WHAT IS ASKED:
Copy all of the material exactly. Pictures are not to appear in the copy.

-- DATA PROVIDED start --

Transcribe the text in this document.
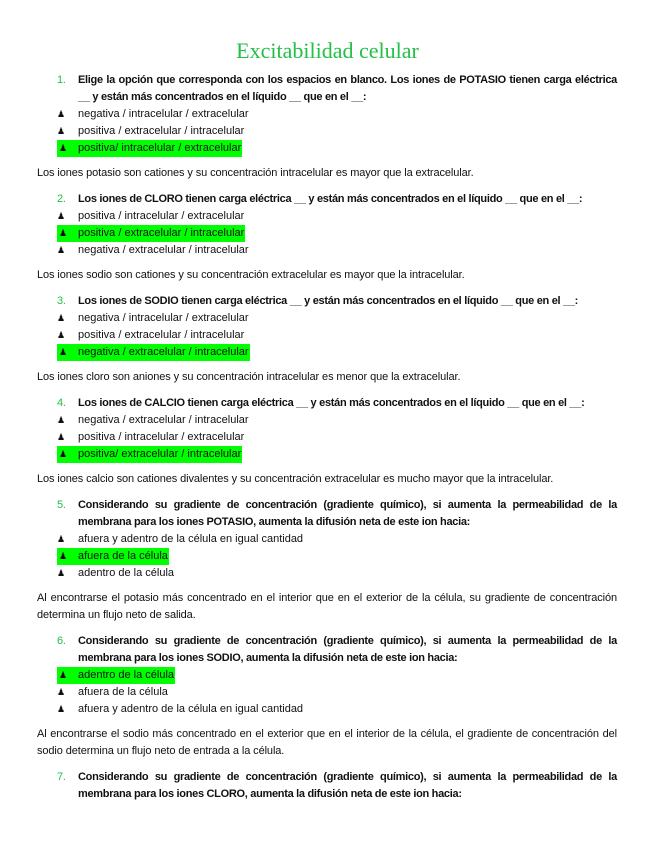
Excitabilidad celular
1. Elige la opción que corresponda con los espacios en blanco. Los iones de POTASIO tienen carga eléctrica __ y están más concentrados en el líquido __ que en el __:
♟ negativa / intracelular / extracelular
♟ positiva / extracelular / intracelular
♟ positiva/ intracelular / extracelular
Los iones potasio son cationes y su concentración intracelular es mayor que la extracelular.
2. Los iones de CLORO tienen carga eléctrica __ y están más concentrados en el líquido __ que en el __:
♟ positiva / intracelular / extracelular
♟ positiva / extracelular / intracelular
♟ negativa / extracelular / intracelular
Los iones sodio son cationes y su concentración extracelular es mayor que la intracelular.
3. Los iones de SODIO tienen carga eléctrica __ y están más concentrados en el líquido __ que en el __:
♟ negativa / intracelular / extracelular
♟ positiva / extracelular / intracelular
♟ negativa / extracelular / intracelular
Los iones cloro son aniones y su concentración intracelular es menor que la extracelular.
4. Los iones de CALCIO tienen carga eléctrica __ y están más concentrados en el líquido __ que en el __:
♟ negativa / extracelular / intracelular
♟ positiva / intracelular / extracelular
♟ positiva/ extracelular / intracelular
Los iones calcio son cationes divalentes y su concentración extracelular es mucho mayor que la intracelular.
5. Considerando su gradiente de concentración (gradiente químico), si aumenta la permeabilidad de la membrana para los iones POTASIO, aumenta la difusión neta de este ion hacia:
♟ afuera y adentro de la célula en igual cantidad
♟ afuera de la célula
♟ adentro de la célula
Al encontrarse el potasio más concentrado en el interior que en el exterior de la célula, su gradiente de concentración determina un flujo neto de salida.
6. Considerando su gradiente de concentración (gradiente químico), si aumenta la permeabilidad de la membrana para los iones SODIO, aumenta la difusión neta de este ion hacia:
♟ adentro de la célula
♟ afuera de la célula
♟ afuera y adentro de la célula en igual cantidad
Al encontrarse el sodio más concentrado en el exterior que en el interior de la célula, el gradiente de concentración del sodio determina un flujo neto de entrada a la célula.
7. Considerando su gradiente de concentración (gradiente químico), si aumenta la permeabilidad de la membrana para los iones CLORO, aumenta la difusión neta de este ion hacia:
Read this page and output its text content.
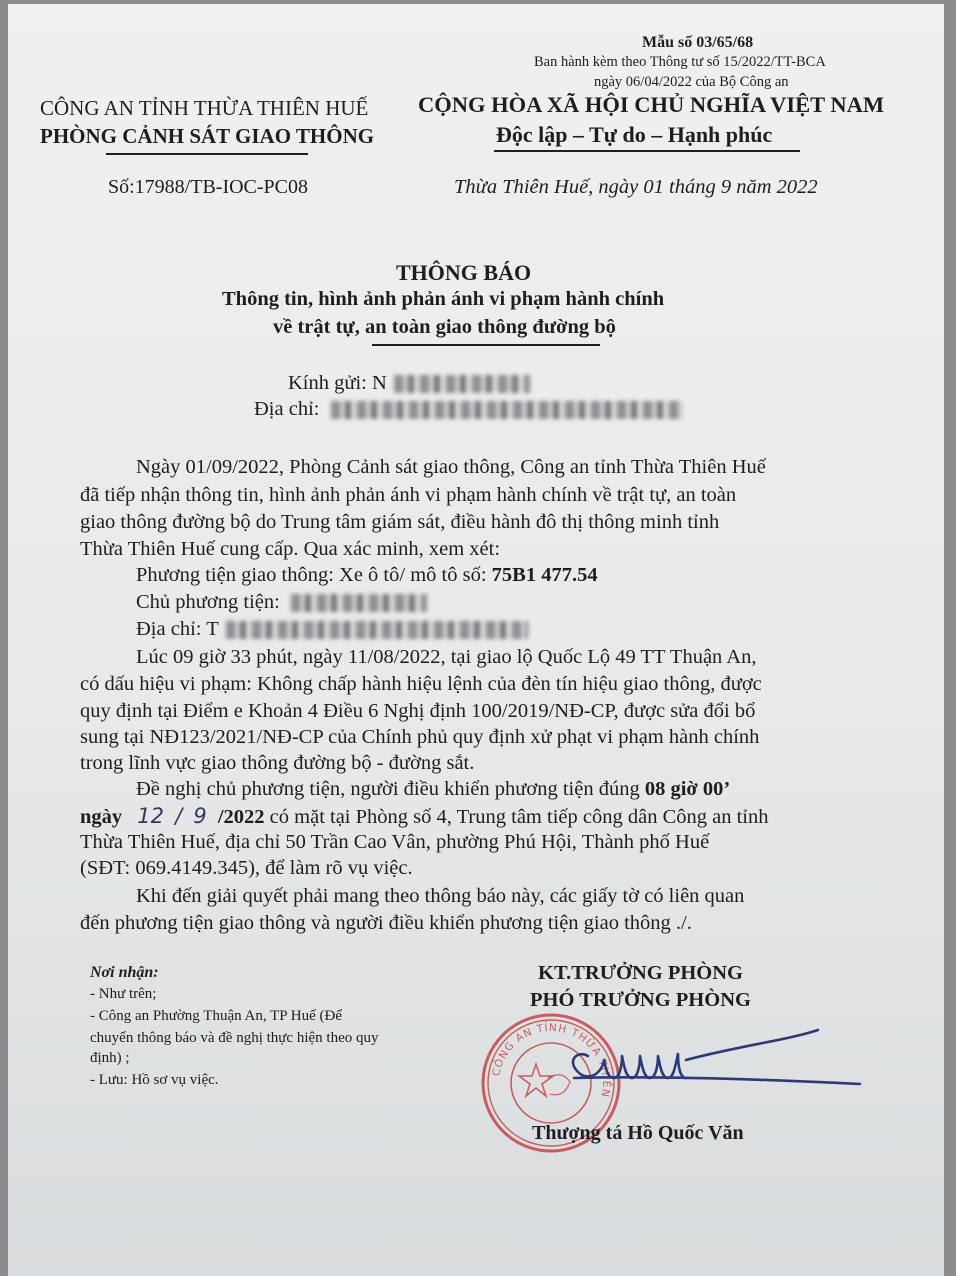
Mẫu số 03/65/68
Ban hành kèm theo Thông tư số 15/2022/TT-BCA
ngày 06/04/2022 của Bộ Công an
CÔNG AN TỈNH THỪA THIÊN HUẾ
PHÒNG CẢNH SÁT GIAO THÔNG
Số:17988/TB-IOC-PC08
CỘNG HÒA XÃ HỘI CHỦ NGHĨA VIỆT NAM
Độc lập – Tự do – Hạnh phúc
Thừa Thiên Huế, ngày 01 tháng 9 năm 2022
THÔNG BÁO
Thông tin, hình ảnh phản ánh vi phạm hành chính
về trật tự, an toàn giao thông đường bộ
Kính gửi: N
Địa chỉ:
Ngày 01/09/2022, Phòng Cảnh sát giao thông, Công an tỉnh Thừa Thiên Huế
đã tiếp nhận thông tin, hình ảnh phản ánh vi phạm hành chính về trật tự, an toàn
giao thông đường bộ do Trung tâm giám sát, điều hành đô thị thông minh tỉnh
Thừa Thiên Huế cung cấp. Qua xác minh, xem xét:
Phương tiện giao thông: Xe ô tô/ mô tô số: 75B1 477.54
Chủ phương tiện:
Địa chỉ: T
Lúc 09 giờ 33 phút, ngày 11/08/2022, tại giao lộ Quốc Lộ 49 TT Thuận An,
có dấu hiệu vi phạm: Không chấp hành hiệu lệnh của đèn tín hiệu giao thông, được
quy định tại Điểm e Khoản 4 Điều 6 Nghị định 100/2019/NĐ-CP, được sửa đổi bổ
sung tại NĐ123/2021/NĐ-CP của Chính phủ quy định xử phạt vi phạm hành chính
trong lĩnh vực giao thông đường bộ - đường sắt.
Đề nghị chủ phương tiện, người điều khiển phương tiện đúng 08 giờ 00’
ngày 12 / 9 /2022 có mặt tại Phòng số 4, Trung tâm tiếp công dân Công an tỉnh
Thừa Thiên Huế, địa chỉ 50 Trần Cao Vân, phường Phú Hội, Thành phố Huế
(SĐT: 069.4149.345), để làm rõ vụ việc.
Khi đến giải quyết phải mang theo thông báo này, các giấy tờ có liên quan
đến phương tiện giao thông và người điều khiển phương tiện giao thông ./.
Nơi nhận:
- Như trên;
- Công an Phường Thuận An, TP Huế (Để
chuyển thông báo và đề nghị thực hiện theo quy
định) ;
- Lưu: Hồ sơ vụ việc.
KT.TRƯỞNG PHÒNG
PHÓ TRƯỞNG PHÒNG
CÔNG AN TỈNH THỪA THIÊN
Thượng tá Hồ Quốc Văn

-- DATA PROVIDED end --

SOLUTION FOR THIS TASK:
Transcribe the text in this document.
Excitabilidad celular
1. Elige la opción que corresponda con los espacios en blanco. Los iones de POTASIO tienen carga eléctrica __ y están más concentrados en el líquido __ que en el __:
♟ negativa / intracelular / extracelular
♟ positiva / extracelular / intracelular
♟ positiva/ intracelular / extracelular
Los iones potasio son cationes y su concentración intracelular es mayor que la extracelular.
2. Los iones de CLORO tienen carga eléctrica __ y están más concentrados en el líquido __ que en el __:
♟ positiva / intracelular / extracelular
♟ positiva / extracelular / intracelular
♟ negativa / extracelular / intracelular
Los iones sodio son cationes y su concentración extracelular es mayor que la intracelular.
3. Los iones de SODIO tienen carga eléctrica __ y están más concentrados en el líquido __ que en el __:
♟ negativa / intracelular / extracelular
♟ positiva / extracelular / intracelular
♟ negativa / extracelular / intracelular
Los iones cloro son aniones y su concentración intracelular es menor que la extracelular.
4. Los iones de CALCIO tienen carga eléctrica __ y están más concentrados en el líquido __ que en el __:
♟ negativa / extracelular / intracelular
♟ positiva / intracelular / extracelular
♟ positiva/ extracelular / intracelular
Los iones calcio son cationes divalentes y su concentración extracelular es mucho mayor que la intracelular.
5. Considerando su gradiente de concentración (gradiente químico), si aumenta la permeabilidad de la membrana para los iones POTASIO, aumenta la difusión neta de este ion hacia:
♟ afuera y adentro de la célula en igual cantidad
♟ afuera de la célula
♟ adentro de la célula
Al encontrarse el potasio más concentrado en el interior que en el exterior de la célula, su gradiente de concentración determina un flujo neto de salida.
6. Considerando su gradiente de concentración (gradiente químico), si aumenta la permeabilidad de la membrana para los iones SODIO, aumenta la difusión neta de este ion hacia:
♟ adentro de la célula
♟ afuera de la célula
♟ afuera y adentro de la célula en igual cantidad
Al encontrarse el sodio más concentrado en el exterior que en el interior de la célula, el gradiente de concentración del sodio determina un flujo neto de entrada a la célula.
7. Considerando su gradiente de concentración (gradiente químico), si aumenta la permeabilidad de la membrana para los iones CLORO, aumenta la difusión neta de este ion hacia:
Read this page and output its text content.
Mẫu số 03/65/68
Ban hành kèm theo Thông tư số 15/2022/TT-BCA
ngày 06/04/2022 của Bộ Công an
CÔNG AN TỈNH THỪA THIÊN HUẾ
PHÒNG CẢNH SÁT GIAO THÔNG
Số:17988/TB-IOC-PC08
CỘNG HÒA XÃ HỘI CHỦ NGHĨA VIỆT NAM
Độc lập – Tự do – Hạnh phúc
Thừa Thiên Huế, ngày 01 tháng 9 năm 2022
THÔNG BÁO
Thông tin, hình ảnh phản ánh vi phạm hành chính
về trật tự, an toàn giao thông đường bộ
Kính gửi: N
Địa chỉ:
Ngày 01/09/2022, Phòng Cảnh sát giao thông, Công an tỉnh Thừa Thiên Huế
đã tiếp nhận thông tin, hình ảnh phản ánh vi phạm hành chính về trật tự, an toàn
giao thông đường bộ do Trung tâm giám sát, điều hành đô thị thông minh tỉnh
Thừa Thiên Huế cung cấp. Qua xác minh, xem xét:
Phương tiện giao thông: Xe ô tô/ mô tô số: 75B1 477.54
Chủ phương tiện:
Địa chỉ: T
Lúc 09 giờ 33 phút, ngày 11/08/2022, tại giao lộ Quốc Lộ 49 TT Thuận An,
có dấu hiệu vi phạm: Không chấp hành hiệu lệnh của đèn tín hiệu giao thông, được
quy định tại Điểm e Khoản 4 Điều 6 Nghị định 100/2019/NĐ-CP, được sửa đổi bổ
sung tại NĐ123/2021/NĐ-CP của Chính phủ quy định xử phạt vi phạm hành chính
trong lĩnh vực giao thông đường bộ - đường sắt.
Đề nghị chủ phương tiện, người điều khiển phương tiện đúng 08 giờ 00’
ngày 12 / 9 /2022 có mặt tại Phòng số 4, Trung tâm tiếp công dân Công an tỉnh
Thừa Thiên Huế, địa chỉ 50 Trần Cao Vân, phường Phú Hội, Thành phố Huế
(SĐT: 069.4149.345), để làm rõ vụ việc.
Khi đến giải quyết phải mang theo thông báo này, các giấy tờ có liên quan
đến phương tiện giao thông và người điều khiển phương tiện giao thông ./.
Nơi nhận:
- Như trên;
- Công an Phường Thuận An, TP Huế (Để
chuyển thông báo và đề nghị thực hiện theo quy
định) ;
- Lưu: Hồ sơ vụ việc.
KT.TRƯỞNG PHÒNG
PHÓ TRƯỞNG PHÒNG
CÔNG AN TỈNH THỪA THIÊN
Thượng tá Hồ Quốc Văn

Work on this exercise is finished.